### Requirement
Pull out every line below that holds the word "выборов".

:: Dataset entries ::

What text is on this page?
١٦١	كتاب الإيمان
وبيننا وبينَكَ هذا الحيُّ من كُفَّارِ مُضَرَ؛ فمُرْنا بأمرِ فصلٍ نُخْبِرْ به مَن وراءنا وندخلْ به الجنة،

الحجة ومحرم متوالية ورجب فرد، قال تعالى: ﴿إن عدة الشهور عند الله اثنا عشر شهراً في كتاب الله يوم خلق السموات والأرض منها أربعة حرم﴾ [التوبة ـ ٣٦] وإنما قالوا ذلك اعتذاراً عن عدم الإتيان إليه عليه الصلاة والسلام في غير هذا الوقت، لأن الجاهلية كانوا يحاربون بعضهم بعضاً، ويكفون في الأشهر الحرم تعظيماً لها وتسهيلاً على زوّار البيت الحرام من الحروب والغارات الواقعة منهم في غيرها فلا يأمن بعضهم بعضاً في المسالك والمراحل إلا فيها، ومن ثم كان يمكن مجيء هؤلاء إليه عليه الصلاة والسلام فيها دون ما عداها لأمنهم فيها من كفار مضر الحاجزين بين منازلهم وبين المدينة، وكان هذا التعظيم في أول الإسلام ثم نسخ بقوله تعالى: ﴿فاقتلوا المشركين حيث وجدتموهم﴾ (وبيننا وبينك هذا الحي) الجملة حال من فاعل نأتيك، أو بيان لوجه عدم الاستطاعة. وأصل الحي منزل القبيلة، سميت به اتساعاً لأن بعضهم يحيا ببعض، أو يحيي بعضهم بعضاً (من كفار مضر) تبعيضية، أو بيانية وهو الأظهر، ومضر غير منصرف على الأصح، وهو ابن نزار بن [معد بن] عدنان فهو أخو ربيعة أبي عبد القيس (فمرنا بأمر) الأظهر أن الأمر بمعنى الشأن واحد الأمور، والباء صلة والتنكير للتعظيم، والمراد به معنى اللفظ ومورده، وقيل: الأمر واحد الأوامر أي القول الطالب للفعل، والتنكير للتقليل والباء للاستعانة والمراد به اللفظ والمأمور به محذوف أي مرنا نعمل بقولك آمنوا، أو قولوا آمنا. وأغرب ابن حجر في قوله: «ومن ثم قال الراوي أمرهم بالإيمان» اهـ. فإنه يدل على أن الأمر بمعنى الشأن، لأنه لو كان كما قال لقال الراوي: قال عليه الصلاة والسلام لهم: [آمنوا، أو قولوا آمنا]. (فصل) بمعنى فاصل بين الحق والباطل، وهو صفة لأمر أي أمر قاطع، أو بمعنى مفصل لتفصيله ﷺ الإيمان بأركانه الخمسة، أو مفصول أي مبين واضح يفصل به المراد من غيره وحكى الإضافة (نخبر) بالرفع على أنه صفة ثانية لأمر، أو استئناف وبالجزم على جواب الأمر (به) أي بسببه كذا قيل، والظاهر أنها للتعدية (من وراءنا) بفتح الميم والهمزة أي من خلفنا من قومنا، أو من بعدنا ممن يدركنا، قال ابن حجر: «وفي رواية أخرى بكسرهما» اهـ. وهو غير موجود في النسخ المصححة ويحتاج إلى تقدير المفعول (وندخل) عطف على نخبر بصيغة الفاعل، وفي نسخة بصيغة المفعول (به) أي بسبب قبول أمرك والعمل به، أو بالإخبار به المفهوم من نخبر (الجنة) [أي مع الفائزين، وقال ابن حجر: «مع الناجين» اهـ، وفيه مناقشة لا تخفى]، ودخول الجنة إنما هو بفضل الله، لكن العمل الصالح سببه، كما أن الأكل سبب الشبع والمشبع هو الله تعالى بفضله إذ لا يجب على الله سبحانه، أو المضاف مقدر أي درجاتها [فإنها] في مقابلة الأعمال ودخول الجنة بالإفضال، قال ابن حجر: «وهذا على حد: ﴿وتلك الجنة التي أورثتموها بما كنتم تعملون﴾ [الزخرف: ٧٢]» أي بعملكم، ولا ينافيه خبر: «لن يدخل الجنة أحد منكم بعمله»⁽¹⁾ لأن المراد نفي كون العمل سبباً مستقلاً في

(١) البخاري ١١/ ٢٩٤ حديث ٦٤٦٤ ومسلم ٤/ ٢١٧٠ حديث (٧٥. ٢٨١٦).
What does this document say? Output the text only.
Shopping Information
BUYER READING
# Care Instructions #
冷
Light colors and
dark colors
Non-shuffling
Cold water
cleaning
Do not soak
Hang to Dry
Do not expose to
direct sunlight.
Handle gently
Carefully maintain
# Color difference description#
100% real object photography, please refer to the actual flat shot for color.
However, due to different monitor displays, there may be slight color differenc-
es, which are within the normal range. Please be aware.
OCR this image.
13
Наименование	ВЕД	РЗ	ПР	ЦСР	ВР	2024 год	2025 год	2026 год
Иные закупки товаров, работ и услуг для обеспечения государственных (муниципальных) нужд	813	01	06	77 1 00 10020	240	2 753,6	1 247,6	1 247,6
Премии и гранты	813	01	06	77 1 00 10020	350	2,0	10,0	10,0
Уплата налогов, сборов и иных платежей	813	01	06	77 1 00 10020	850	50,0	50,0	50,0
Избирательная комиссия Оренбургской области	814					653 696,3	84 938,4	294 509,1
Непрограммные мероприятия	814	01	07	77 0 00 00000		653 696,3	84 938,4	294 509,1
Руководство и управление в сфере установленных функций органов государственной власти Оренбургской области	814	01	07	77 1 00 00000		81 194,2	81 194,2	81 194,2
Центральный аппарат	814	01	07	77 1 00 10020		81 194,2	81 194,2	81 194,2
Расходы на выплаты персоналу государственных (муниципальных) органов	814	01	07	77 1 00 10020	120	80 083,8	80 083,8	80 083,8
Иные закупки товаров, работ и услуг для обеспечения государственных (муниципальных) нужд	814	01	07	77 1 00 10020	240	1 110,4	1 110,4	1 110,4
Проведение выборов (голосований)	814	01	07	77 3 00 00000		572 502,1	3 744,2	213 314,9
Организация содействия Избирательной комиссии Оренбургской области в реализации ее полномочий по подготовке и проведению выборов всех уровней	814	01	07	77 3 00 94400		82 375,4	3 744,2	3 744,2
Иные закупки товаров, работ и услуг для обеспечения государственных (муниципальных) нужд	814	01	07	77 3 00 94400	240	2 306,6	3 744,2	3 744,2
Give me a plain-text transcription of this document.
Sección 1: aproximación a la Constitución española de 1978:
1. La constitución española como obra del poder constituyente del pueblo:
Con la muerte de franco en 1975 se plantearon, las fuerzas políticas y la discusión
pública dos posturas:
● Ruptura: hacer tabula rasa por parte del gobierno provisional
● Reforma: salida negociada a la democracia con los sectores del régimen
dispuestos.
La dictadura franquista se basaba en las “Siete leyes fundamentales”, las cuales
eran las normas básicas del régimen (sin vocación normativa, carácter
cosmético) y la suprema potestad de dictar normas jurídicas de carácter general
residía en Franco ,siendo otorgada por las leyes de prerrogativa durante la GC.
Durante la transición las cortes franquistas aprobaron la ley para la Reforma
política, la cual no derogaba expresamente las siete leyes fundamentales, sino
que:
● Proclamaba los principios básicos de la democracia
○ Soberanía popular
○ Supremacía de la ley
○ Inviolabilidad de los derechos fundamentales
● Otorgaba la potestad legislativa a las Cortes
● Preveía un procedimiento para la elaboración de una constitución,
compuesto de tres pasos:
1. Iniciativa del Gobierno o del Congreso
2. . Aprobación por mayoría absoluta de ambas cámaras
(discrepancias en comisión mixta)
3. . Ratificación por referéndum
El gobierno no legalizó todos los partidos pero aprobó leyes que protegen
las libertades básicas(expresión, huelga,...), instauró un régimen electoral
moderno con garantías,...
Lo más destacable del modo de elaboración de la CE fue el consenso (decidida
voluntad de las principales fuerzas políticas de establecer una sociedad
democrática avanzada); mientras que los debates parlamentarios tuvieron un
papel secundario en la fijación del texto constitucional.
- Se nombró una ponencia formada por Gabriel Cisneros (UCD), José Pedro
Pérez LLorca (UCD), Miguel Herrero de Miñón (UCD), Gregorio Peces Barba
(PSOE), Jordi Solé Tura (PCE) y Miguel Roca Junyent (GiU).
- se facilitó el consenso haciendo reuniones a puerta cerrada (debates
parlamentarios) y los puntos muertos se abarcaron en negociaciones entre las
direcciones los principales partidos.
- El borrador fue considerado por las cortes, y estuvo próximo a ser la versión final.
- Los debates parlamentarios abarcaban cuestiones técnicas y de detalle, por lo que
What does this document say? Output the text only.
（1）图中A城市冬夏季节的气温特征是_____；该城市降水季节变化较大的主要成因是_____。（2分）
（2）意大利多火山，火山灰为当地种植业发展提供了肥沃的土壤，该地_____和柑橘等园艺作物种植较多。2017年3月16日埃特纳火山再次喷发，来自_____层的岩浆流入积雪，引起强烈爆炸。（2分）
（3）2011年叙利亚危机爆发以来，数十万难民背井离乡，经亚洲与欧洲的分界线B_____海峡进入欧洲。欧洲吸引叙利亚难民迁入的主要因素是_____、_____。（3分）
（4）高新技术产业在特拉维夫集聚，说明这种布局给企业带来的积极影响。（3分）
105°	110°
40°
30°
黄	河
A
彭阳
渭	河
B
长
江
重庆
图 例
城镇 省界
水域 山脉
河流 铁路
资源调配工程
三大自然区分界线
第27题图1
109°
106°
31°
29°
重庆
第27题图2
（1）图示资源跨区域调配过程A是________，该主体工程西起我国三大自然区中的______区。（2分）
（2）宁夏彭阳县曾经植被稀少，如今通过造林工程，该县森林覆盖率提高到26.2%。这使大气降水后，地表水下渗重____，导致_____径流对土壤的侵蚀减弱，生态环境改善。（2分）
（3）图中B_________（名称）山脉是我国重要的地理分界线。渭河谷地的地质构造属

:::

### Answer to the problem
Проведение выборов (голосований)	814	01	07	77 3 00 00000		572 502,1	3 744,2	213 314,9
Организация содействия Избирательной комиссии Оренбургской области в реализации ее полномочий по подготовке и проведению выборов всех уровней	814	01	07	77 3 00 94400		82 375,4	3 744,2	3 744,2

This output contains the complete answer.